--- Problem description ---
Recast the material below as a Markdown table with two columns, Row and Line. Give each line its own numbered row, skipping blank lines and leaving out the pictures.

Layout dataset entries

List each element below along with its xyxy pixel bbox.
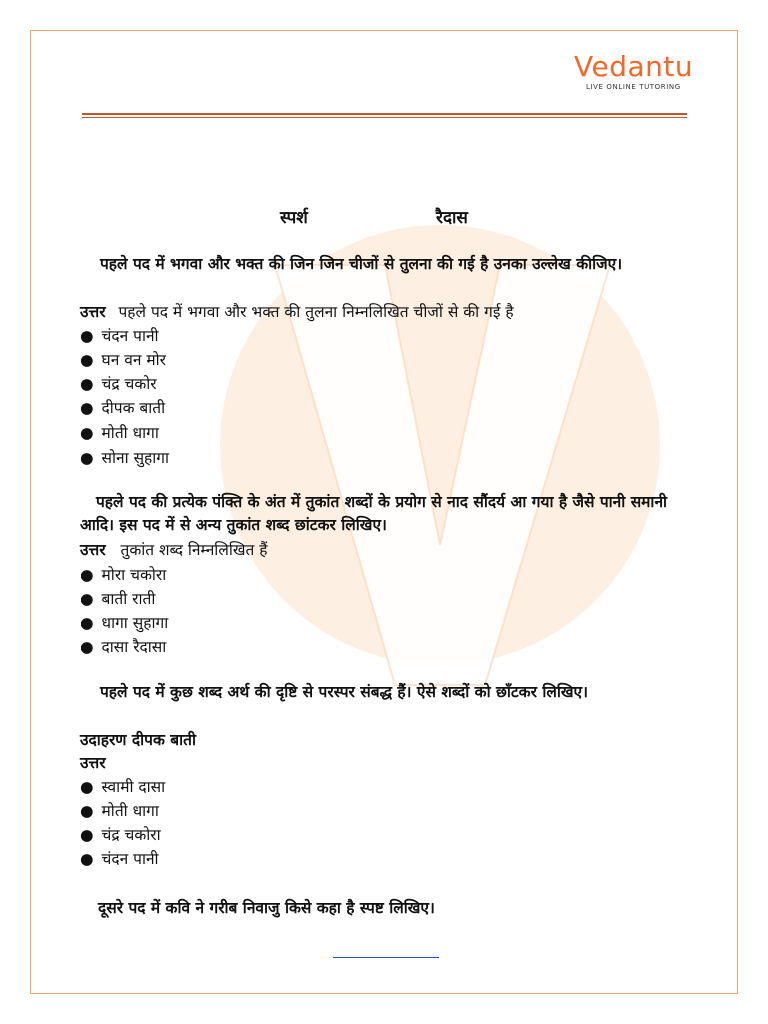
list-item: ● सोना सुहागा [80, 449, 170, 467]
list-item: ● बाती राती [80, 590, 156, 608]
answer-label-1: उत्तर [80, 303, 106, 321]
list-item: ● स्वामी दासा [80, 778, 166, 796]
logo-wordmark: Vedantu [574, 50, 694, 83]
question-3: पहले पद में कुछ शब्द अर्थ की दृष्टि से परस्पर संबद्ध हैं। ऐसे शब्दों को छाँटकर लिखिए। [100, 683, 588, 701]
example-line: उदाहरण दीपक बाती [80, 731, 196, 749]
list-item: ● धागा सुहागा [80, 614, 169, 632]
list-item: ● चंद्र चकोरा [80, 826, 161, 844]
list-item: ● दासा रैदासा [80, 638, 167, 656]
question-2: पहले पद की प्रत्येक पंक्ति के अंत में तुकांत शब्दों के प्रयोग से नाद सौंदर्य आ गया है जैसे पानी समानी आदि। इस पद में से अन्य तुकांत शब्द छांटकर लिखिए। [80, 493, 668, 534]
answer-label-2: उत्तर [80, 541, 106, 559]
title-left: स्पर्श [280, 208, 308, 228]
vedantu-v-watermark-icon [215, 155, 665, 715]
header-rule-thick [82, 113, 687, 115]
list-item: ● दीपक बाती [80, 399, 166, 417]
answer-label-3: उत्तर [80, 754, 106, 772]
list-item: ● घन वन मोर [80, 351, 166, 369]
header-rule-thin [82, 117, 687, 118]
answer-text-2: तुकांत शब्द निम्नलिखित हैं [120, 541, 268, 559]
list-item: ● चंदन पानी [80, 327, 159, 345]
list-item: ● मोरा चकोरा [80, 566, 167, 584]
vedantu-logo [574, 52, 694, 102]
title-right: रैदास [436, 208, 468, 228]
list-item: ● मोती धागा [80, 424, 159, 442]
answer-text-1: पहले पद में भगवा और भक्त की तुलना निम्नलिखित चीजों से की गई है [118, 303, 514, 321]
logo-tagline: LIVE ONLINE TUTORING [586, 83, 681, 91]
footer-link-underline[interactable] [333, 957, 439, 958]
list-item: ● चंदन पानी [80, 850, 159, 868]
list-item: ● चंद्र चकोर [80, 375, 157, 393]
question-1: पहले पद में भगवा और भक्त की जिन जिन चीजों से तुलना की गई है उनका उल्लेख कीजिए। [100, 255, 623, 273]
list-item: ● मोती धागा [80, 802, 159, 820]
question-4: दूसरे पद में कवि ने गरीब निवाजु किसे कहा है स्पष्ट लिखिए। [98, 899, 435, 917]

--- Expected answer ---
| Row | Line |
|---|---|
| 1 | List each element below along with its xyxy pixel bbox. |
| 2 | list-item: ● सोना सुहागा [80, 449, 170, 467] |
| 3 | list-item: ● बाती राती [80, 590, 156, 608] |
| 4 | answer-label-1: उत्तर [80, 303, 106, 321] |
| 5 | list-item: ● स्वामी दासा [80, 778, 166, 796] |
| 6 | logo-wordmark: Vedantu [574, 50, 694, 83] |
| 7 | question-3: पहले पद में कुछ शब्द अर्थ की दृष्टि से परस्पर संबद्ध हैं। ऐसे शब्दों को छाँटकर लिखिए। [100, 683, 588, 701] |
| 8 | example-line: उदाहरण दीपक बाती [80, 731, 196, 749] |
| 9 | list-item: ● धागा सुहागा [80, 614, 169, 632] |
| 10 | list-item: ● चंद्र चकोरा [80, 826, 161, 844] |
| 11 | list-item: ● दासा रैदासा [80, 638, 167, 656] |
| 12 | question-2: पहले पद की प्रत्येक पंक्ति के अंत में तुकांत शब्दों के प्रयोग से नाद सौंदर्य आ गया है जैसे पानी समानी आदि। इस पद में से अन्य तुकांत शब्द छांटकर लिखिए। [80, 493, 668, 534] |
| 13 | answer-label-2: उत्तर [80, 541, 106, 559] |
| 14 | title-left: स्पर्श [280, 208, 308, 228] |
| 15 | vedantu-v-watermark-icon [215, 155, 665, 715] |
| 16 | header-rule-thick [82, 113, 687, 115] |
| 17 | list-item: ● दीपक बाती [80, 399, 166, 417] |
| 18 | answer-label-3: उत्तर [80, 754, 106, 772] |
| 19 | list-item: ● घन वन मोर [80, 351, 166, 369] |
| 20 | header-rule-thin [82, 117, 687, 118] |
| 21 | answer-text-2: तुकांत शब्द निम्नलिखित हैं [120, 541, 268, 559] |
| 22 | list-item: ● चंदन पानी [80, 327, 159, 345] |
| 23 | list-item: ● मोरा चकोरा [80, 566, 167, 584] |
| 24 | vedantu-logo [574, 52, 694, 102] |
| 25 | title-right: रैदास [436, 208, 468, 228] |
| 26 | list-item: ● मोती धागा [80, 424, 159, 442] |
| 27 | answer-text-1: पहले पद में भगवा और भक्त की तुलना निम्नलिखित चीजों से की गई है [118, 303, 514, 321] |
| 28 | logo-tagline: LIVE ONLINE TUTORING [586, 83, 681, 91] |
| 29 | footer-link-underline[interactable] [333, 957, 439, 958] |
| 30 | list-item: ● चंदन पानी [80, 850, 159, 868] |
| 31 | list-item: ● चंद्र चकोर [80, 375, 157, 393] |
| 32 | question-1: पहले पद में भगवा और भक्त की जिन जिन चीजों से तुलना की गई है उनका उल्लेख कीजिए। [100, 255, 623, 273] |
| 33 | list-item: ● मोती धागा [80, 802, 159, 820] |
| 34 | question-4: दूसरे पद में कवि ने गरीब निवाजु किसे कहा है स्पष्ट लिखिए। [98, 899, 435, 917] |